»»
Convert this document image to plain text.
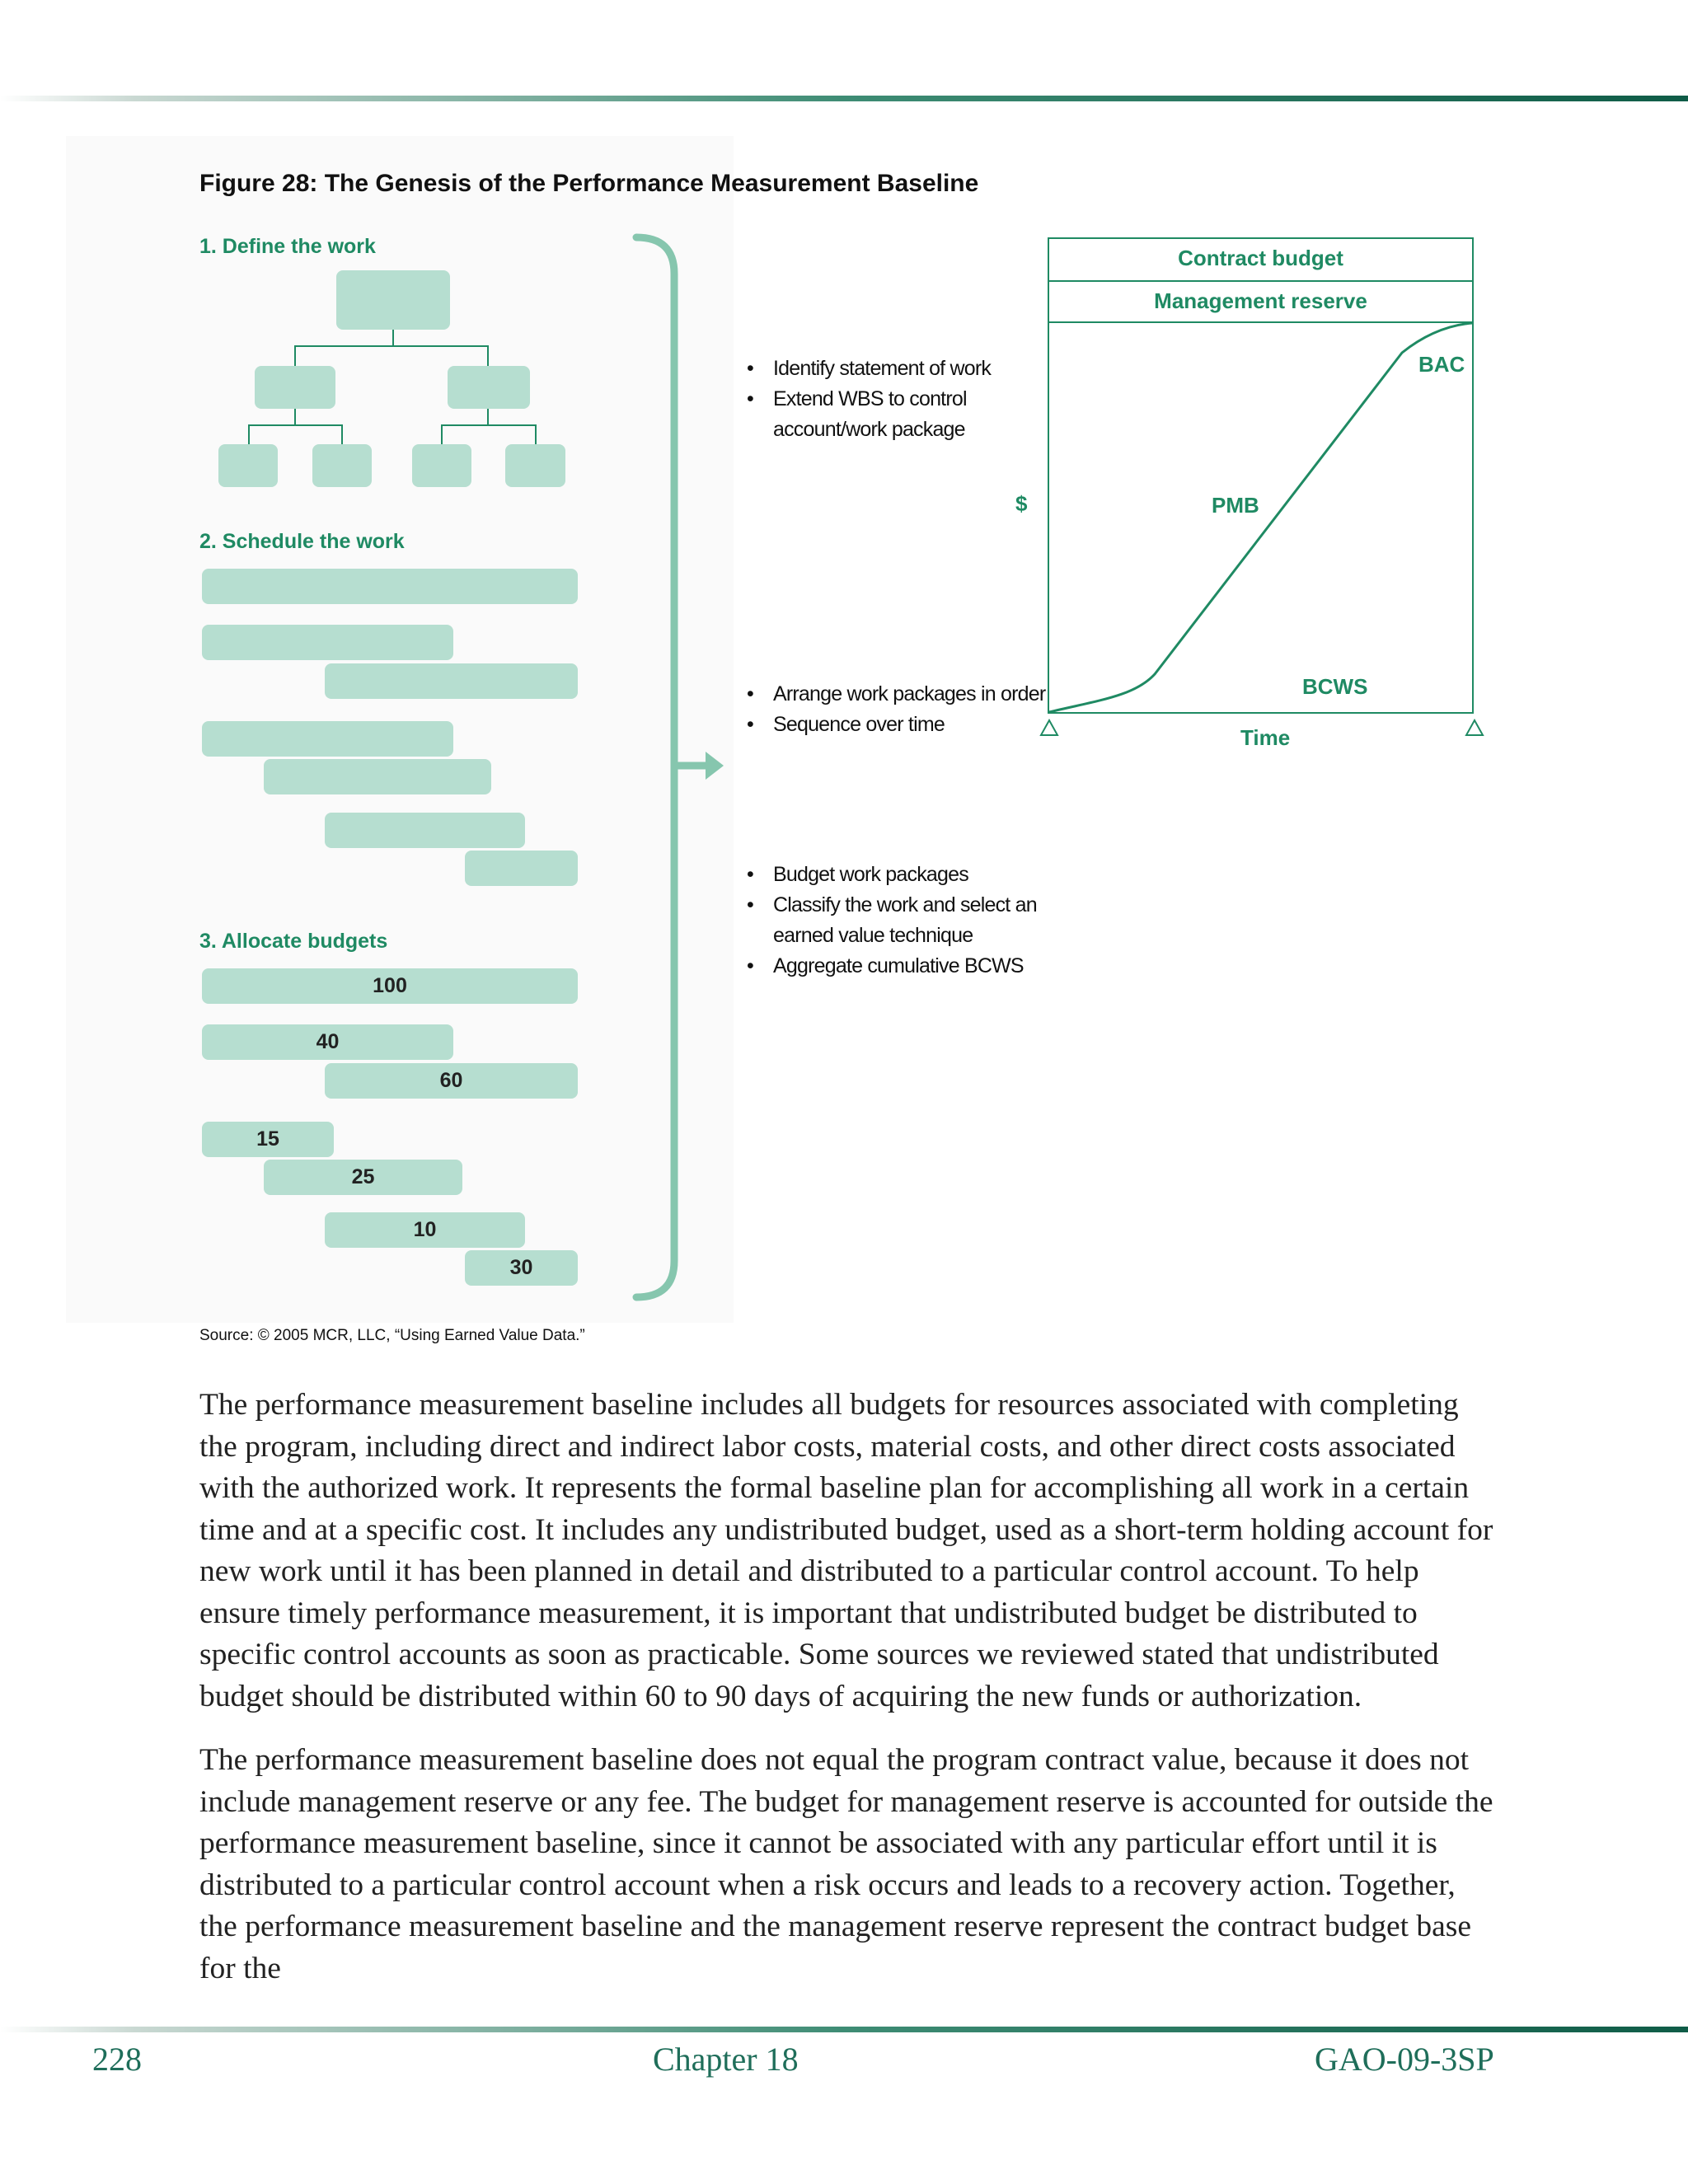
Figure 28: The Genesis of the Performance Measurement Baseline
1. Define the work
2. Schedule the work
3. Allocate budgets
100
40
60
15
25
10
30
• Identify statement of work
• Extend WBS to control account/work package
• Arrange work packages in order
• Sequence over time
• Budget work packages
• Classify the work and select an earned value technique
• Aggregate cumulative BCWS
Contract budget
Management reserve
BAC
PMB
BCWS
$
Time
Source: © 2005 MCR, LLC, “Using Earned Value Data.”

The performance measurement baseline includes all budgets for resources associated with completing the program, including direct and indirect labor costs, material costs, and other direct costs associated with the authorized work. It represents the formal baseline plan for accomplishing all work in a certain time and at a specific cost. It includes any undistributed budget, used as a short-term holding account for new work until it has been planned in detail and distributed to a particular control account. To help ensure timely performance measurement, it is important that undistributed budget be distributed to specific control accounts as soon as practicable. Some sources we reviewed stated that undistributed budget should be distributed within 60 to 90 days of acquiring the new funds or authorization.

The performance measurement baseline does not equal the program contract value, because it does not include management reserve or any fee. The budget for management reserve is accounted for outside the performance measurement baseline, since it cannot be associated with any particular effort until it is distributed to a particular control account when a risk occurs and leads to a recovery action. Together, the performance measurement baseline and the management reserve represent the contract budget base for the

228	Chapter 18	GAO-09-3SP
««
»»
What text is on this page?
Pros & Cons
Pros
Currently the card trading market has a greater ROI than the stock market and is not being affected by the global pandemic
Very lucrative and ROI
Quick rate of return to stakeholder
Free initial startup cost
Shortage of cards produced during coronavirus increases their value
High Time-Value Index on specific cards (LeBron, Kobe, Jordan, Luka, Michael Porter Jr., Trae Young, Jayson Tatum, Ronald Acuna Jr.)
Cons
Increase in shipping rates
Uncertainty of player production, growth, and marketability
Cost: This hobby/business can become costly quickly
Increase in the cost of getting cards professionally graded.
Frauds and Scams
««
TASK OBJECTIVE: Select and copy every line of the listing with the word "specific".

REPLY TO THE TASK:
The performance measurement baseline includes all budgets for resources associated with completing the program, including direct and indirect labor costs, material costs, and other direct costs associated with the authorized work. It represents the formal baseline plan for accomplishing all work in a certain time and at a specific cost. It includes any undistributed budget, used as a short-term holding account for new work until it has been planned in detail and distributed to a particular control account. To help ensure timely performance measurement, it is important that undistributed budget be distributed to specific control accounts as soon as practicable. Some sources we reviewed stated that undistributed budget should be distributed within 60 to 90 days of acquiring the new funds or authorization.
High Time-Value Index on specific cards (LeBron, Kobe, Jordan, Luka, Michael Porter Jr., Trae Young, Jayson Tatum, Ronald Acuna Jr.)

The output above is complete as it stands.